_Aim_: Transcribe each record below word for word.

— BEGIN Record set —

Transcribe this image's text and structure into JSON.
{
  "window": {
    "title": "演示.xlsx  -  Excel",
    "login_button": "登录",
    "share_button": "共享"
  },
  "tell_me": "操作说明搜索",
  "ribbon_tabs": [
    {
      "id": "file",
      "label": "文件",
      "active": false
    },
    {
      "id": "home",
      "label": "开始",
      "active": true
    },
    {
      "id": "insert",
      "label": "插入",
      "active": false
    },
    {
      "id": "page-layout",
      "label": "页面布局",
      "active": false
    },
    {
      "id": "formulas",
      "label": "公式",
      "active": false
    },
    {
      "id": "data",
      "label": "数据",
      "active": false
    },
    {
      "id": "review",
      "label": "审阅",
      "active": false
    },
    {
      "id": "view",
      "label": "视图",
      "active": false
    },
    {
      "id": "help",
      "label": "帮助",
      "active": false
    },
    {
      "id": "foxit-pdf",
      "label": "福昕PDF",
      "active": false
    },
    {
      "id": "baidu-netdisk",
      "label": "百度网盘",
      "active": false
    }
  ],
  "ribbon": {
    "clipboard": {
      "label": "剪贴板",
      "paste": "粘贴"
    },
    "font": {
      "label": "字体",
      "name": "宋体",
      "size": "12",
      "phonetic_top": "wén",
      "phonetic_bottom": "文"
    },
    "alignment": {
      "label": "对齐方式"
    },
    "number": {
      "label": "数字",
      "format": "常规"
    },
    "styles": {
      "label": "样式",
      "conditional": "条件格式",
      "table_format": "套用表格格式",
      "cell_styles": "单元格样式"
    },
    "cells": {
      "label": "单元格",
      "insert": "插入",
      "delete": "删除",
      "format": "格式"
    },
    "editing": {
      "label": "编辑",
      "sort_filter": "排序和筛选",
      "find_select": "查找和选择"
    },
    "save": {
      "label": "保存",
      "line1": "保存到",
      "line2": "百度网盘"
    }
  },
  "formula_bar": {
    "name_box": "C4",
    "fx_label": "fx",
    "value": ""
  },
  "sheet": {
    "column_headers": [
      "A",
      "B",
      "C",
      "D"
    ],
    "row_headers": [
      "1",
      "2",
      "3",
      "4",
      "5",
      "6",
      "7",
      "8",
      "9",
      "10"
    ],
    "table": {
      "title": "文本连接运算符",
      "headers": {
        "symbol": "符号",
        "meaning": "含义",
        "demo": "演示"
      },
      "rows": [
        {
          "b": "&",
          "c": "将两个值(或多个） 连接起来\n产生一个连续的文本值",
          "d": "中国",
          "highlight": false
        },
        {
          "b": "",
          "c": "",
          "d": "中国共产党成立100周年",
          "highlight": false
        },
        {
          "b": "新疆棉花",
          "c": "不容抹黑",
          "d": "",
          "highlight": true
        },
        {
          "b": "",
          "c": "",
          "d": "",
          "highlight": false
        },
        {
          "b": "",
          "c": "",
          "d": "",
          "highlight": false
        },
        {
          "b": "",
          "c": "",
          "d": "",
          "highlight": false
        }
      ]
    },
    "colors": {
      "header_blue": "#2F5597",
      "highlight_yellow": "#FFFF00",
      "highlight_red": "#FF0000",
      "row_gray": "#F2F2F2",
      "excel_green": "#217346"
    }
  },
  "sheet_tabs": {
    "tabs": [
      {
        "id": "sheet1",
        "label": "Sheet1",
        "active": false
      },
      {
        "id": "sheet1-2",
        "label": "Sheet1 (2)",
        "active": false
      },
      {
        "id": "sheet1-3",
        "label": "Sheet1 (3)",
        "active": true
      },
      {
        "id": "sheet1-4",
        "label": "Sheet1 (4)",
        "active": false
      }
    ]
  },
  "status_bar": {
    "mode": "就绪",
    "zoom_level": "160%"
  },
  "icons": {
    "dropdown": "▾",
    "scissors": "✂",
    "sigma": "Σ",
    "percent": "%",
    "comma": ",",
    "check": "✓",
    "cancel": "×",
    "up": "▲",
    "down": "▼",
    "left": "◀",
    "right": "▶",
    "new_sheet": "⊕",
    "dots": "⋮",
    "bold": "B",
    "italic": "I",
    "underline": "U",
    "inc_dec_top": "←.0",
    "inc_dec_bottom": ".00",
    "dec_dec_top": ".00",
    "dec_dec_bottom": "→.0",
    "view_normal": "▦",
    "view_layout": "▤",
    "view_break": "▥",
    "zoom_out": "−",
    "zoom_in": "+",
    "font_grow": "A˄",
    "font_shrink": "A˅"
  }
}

— END Record set —

_Output_:
Transcribe this image's text and structure into JSON.
{
  "window": {
    "title": "演示.xlsx  -  Excel",
    "login_button": "登录",
    "share_button": "共享"
  },
  "tell_me": "操作说明搜索",
  "ribbon_tabs": [
    {
      "id": "file",
      "label": "文件",
      "active": false
    },
    {
      "id": "home",
      "label": "开始",
      "active": true
    },
    {
      "id": "insert",
      "label": "插入",
      "active": false
    },
    {
      "id": "page-layout",
      "label": "页面布局",
      "active": false
    },
    {
      "id": "formulas",
      "label": "公式",
      "active": false
    },
    {
      "id": "data",
      "label": "数据",
      "active": false
    },
    {
      "id": "review",
      "label": "审阅",
      "active": false
    },
    {
      "id": "view",
      "label": "视图",
      "active": false
    },
    {
      "id": "help",
      "label": "帮助",
      "active": false
    },
    {
      "id": "foxit-pdf",
      "label": "福昕PDF",
      "active": false
    },
    {
      "id": "baidu-netdisk",
      "label": "百度网盘",
      "active": false
    }
  ],
  "ribbon": {
    "clipboard": {
      "label": "剪贴板",
      "paste": "粘贴"
    },
    "font": {
      "label": "字体",
      "name": "宋体",
      "size": "12",
      "phonetic_top": "wén",
      "phonetic_bottom": "文"
    },
    "alignment": {
      "label": "对齐方式"
    },
    "number": {
      "label": "数字",
      "format": "常规"
    },
    "styles": {
      "label": "样式",
      "conditional": "条件格式",
      "table_format": "套用表格格式",
      "cell_styles": "单元格样式"
    },
    "cells": {
      "label": "单元格",
      "insert": "插入",
      "delete": "删除",
      "format": "格式"
    },
    "editing": {
      "label": "编辑",
      "sort_filter": "排序和筛选",
      "find_select": "查找和选择"
    },
    "save": {
      "label": "保存",
      "line1": "保存到",
      "line2": "百度网盘"
    }
  },
  "formula_bar": {
    "name_box": "C4",
    "fx_label": "fx",
    "value": ""
  },
  "sheet": {
    "column_headers": [
      "A",
      "B",
      "C",
      "D"
    ],
    "row_headers": [
      "1",
      "2",
      "3",
      "4",
      "5",
      "6",
      "7",
      "8",
      "9",
      "10"
    ],
    "table": {
      "title": "文本连接运算符",
      "headers": {
        "symbol": "符号",
        "meaning": "含义",
        "demo": "演示"
      },
      "rows": [
        {
          "b": "&",
          "c": "将两个值(或多个） 连接起来\n产生一个连续的文本值",
          "d": "中国",
          "highlight": false
        },
        {
          "b": "",
          "c": "",
          "d": "中国共产党成立100周年",
          "highlight": false
        },
        {
          "b": "新疆棉花",
          "c": "不容抹黑",
          "d": "",
          "highlight": true
        },
        {
          "b": "",
          "c": "",
          "d": "",
          "highlight": false
        },
        {
          "b": "",
          "c": "",
          "d": "",
          "highlight": false
        },
        {
          "b": "",
          "c": "",
          "d": "",
          "highlight": false
        }
      ]
    },
    "colors": {
      "header_blue": "#2F5597",
      "highlight_yellow": "#FFFF00",
      "highlight_red": "#FF0000",
      "row_gray": "#F2F2F2",
      "excel_green": "#217346"
    }
  },
  "sheet_tabs": {
    "tabs": [
      {
        "id": "sheet1",
        "label": "Sheet1",
        "active": false
      },
      {
        "id": "sheet1-2",
        "label": "Sheet1 (2)",
        "active": false
      },
      {
        "id": "sheet1-3",
        "label": "Sheet1 (3)",
        "active": true
      },
      {
        "id": "sheet1-4",
        "label": "Sheet1 (4)",
        "active": false
      }
    ]
  },
  "status_bar": {
    "mode": "就绪",
    "zoom_level": "160%"
  },
  "icons": {
    "dropdown": "▾",
    "scissors": "✂",
    "sigma": "Σ",
    "percent": "%",
    "comma": ",",
    "check": "✓",
    "cancel": "×",
    "up": "▲",
    "down": "▼",
    "left": "◀",
    "right": "▶",
    "new_sheet": "⊕",
    "dots": "⋮",
    "bold": "B",
    "italic": "I",
    "underline": "U",
    "inc_dec_top": "←.0",
    "inc_dec_bottom": ".00",
    "dec_dec_top": ".00",
    "dec_dec_bottom": "→.0",
    "view_normal": "▦",
    "view_layout": "▤",
    "view_break": "▥",
    "zoom_out": "−",
    "zoom_in": "+",
    "font_grow": "A˄",
    "font_shrink": "A˅"
  }
}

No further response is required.